* _Written instruction_
Each record is to be transcribed exactly.
··· Provided records ···
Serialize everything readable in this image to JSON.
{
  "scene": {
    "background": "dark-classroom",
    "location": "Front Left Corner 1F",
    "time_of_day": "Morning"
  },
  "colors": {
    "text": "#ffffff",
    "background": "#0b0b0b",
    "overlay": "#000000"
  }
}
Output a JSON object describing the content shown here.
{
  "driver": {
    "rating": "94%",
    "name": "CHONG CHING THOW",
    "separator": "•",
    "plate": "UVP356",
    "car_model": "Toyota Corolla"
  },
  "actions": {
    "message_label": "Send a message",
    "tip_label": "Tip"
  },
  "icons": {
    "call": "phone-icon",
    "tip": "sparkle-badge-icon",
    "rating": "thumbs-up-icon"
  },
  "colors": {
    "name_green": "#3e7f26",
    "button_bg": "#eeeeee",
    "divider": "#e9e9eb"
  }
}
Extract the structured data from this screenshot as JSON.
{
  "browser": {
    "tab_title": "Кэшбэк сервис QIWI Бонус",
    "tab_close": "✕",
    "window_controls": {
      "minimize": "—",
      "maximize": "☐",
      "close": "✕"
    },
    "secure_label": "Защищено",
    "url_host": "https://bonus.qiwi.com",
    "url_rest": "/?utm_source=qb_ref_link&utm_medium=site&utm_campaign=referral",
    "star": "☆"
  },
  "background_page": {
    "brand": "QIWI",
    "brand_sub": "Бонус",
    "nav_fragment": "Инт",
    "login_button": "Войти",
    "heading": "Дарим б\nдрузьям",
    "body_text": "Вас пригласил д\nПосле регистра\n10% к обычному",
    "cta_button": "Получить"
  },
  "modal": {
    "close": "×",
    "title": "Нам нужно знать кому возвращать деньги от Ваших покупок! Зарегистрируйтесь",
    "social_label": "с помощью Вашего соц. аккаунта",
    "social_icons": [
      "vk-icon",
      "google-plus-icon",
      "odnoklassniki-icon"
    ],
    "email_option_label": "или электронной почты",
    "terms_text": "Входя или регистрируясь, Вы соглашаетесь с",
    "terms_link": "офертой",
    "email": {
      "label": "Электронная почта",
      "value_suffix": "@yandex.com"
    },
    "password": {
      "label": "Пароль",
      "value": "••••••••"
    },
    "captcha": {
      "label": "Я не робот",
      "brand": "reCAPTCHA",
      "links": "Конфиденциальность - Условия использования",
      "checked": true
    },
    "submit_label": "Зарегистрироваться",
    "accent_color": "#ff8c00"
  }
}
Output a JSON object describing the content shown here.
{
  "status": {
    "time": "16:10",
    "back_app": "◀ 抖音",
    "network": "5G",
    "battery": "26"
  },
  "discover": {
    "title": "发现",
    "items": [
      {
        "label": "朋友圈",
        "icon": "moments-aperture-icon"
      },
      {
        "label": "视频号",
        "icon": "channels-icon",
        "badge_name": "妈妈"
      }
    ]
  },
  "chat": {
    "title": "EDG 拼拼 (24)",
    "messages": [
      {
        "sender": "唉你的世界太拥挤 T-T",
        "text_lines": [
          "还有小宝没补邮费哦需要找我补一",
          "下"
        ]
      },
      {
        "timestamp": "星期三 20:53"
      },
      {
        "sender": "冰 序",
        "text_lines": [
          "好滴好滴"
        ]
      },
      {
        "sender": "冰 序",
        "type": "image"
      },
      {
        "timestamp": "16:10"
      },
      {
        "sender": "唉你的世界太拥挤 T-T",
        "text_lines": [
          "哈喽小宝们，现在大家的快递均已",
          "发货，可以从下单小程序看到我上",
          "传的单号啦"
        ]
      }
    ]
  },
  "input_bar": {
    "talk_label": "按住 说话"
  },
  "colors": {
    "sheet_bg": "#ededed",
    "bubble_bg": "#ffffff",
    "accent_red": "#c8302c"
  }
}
···
* _Answer to this task_
Serialize everything readable in this image to JSON.
{
  "scene": {
    "background": "dark-classroom",
    "location": "Front Left Corner 1F",
    "time_of_day": "Morning"
  },
  "colors": {
    "text": "#ffffff",
    "background": "#0b0b0b",
    "overlay": "#000000"
  }
}
Output a JSON object describing the content shown here.
{
  "driver": {
    "rating": "94%",
    "name": "CHONG CHING THOW",
    "separator": "•",
    "plate": "UVP356",
    "car_model": "Toyota Corolla"
  },
  "actions": {
    "message_label": "Send a message",
    "tip_label": "Tip"
  },
  "icons": {
    "call": "phone-icon",
    "tip": "sparkle-badge-icon",
    "rating": "thumbs-up-icon"
  },
  "colors": {
    "name_green": "#3e7f26",
    "button_bg": "#eeeeee",
    "divider": "#e9e9eb"
  }
}
Extract the structured data from this screenshot as JSON.
{
  "browser": {
    "tab_title": "Кэшбэк сервис QIWI Бонус",
    "tab_close": "✕",
    "window_controls": {
      "minimize": "—",
      "maximize": "☐",
      "close": "✕"
    },
    "secure_label": "Защищено",
    "url_host": "https://bonus.qiwi.com",
    "url_rest": "/?utm_source=qb_ref_link&utm_medium=site&utm_campaign=referral",
    "star": "☆"
  },
  "background_page": {
    "brand": "QIWI",
    "brand_sub": "Бонус",
    "nav_fragment": "Инт",
    "login_button": "Войти",
    "heading": "Дарим б\nдрузьям",
    "body_text": "Вас пригласил д\nПосле регистра\n10% к обычному",
    "cta_button": "Получить"
  },
  "modal": {
    "close": "×",
    "title": "Нам нужно знать кому возвращать деньги от Ваших покупок! Зарегистрируйтесь",
    "social_label": "с помощью Вашего соц. аккаунта",
    "social_icons": [
      "vk-icon",
      "google-plus-icon",
      "odnoklassniki-icon"
    ],
    "email_option_label": "или электронной почты",
    "terms_text": "Входя или регистрируясь, Вы соглашаетесь с",
    "terms_link": "офертой",
    "email": {
      "label": "Электронная почта",
      "value_suffix": "@yandex.com"
    },
    "password": {
      "label": "Пароль",
      "value": "••••••••"
    },
    "captcha": {
      "label": "Я не робот",
      "brand": "reCAPTCHA",
      "links": "Конфиденциальность - Условия использования",
      "checked": true
    },
    "submit_label": "Зарегистрироваться",
    "accent_color": "#ff8c00"
  }
}
Output a JSON object describing the content shown here.
{
  "status": {
    "time": "16:10",
    "back_app": "◀ 抖音",
    "network": "5G",
    "battery": "26"
  },
  "discover": {
    "title": "发现",
    "items": [
      {
        "label": "朋友圈",
        "icon": "moments-aperture-icon"
      },
      {
        "label": "视频号",
        "icon": "channels-icon",
        "badge_name": "妈妈"
      }
    ]
  },
  "chat": {
    "title": "EDG 拼拼 (24)",
    "messages": [
      {
        "sender": "唉你的世界太拥挤 T-T",
        "text_lines": [
          "还有小宝没补邮费哦需要找我补一",
          "下"
        ]
      },
      {
        "timestamp": "星期三 20:53"
      },
      {
        "sender": "冰 序",
        "text_lines": [
          "好滴好滴"
        ]
      },
      {
        "sender": "冰 序",
        "type": "image"
      },
      {
        "timestamp": "16:10"
      },
      {
        "sender": "唉你的世界太拥挤 T-T",
        "text_lines": [
          "哈喽小宝们，现在大家的快递均已",
          "发货，可以从下单小程序看到我上",
          "传的单号啦"
        ]
      }
    ]
  },
  "input_bar": {
    "talk_label": "按住 说话"
  },
  "colors": {
    "sheet_bg": "#ededed",
    "bubble_bg": "#ffffff",
    "accent_red": "#c8302c"
  }
}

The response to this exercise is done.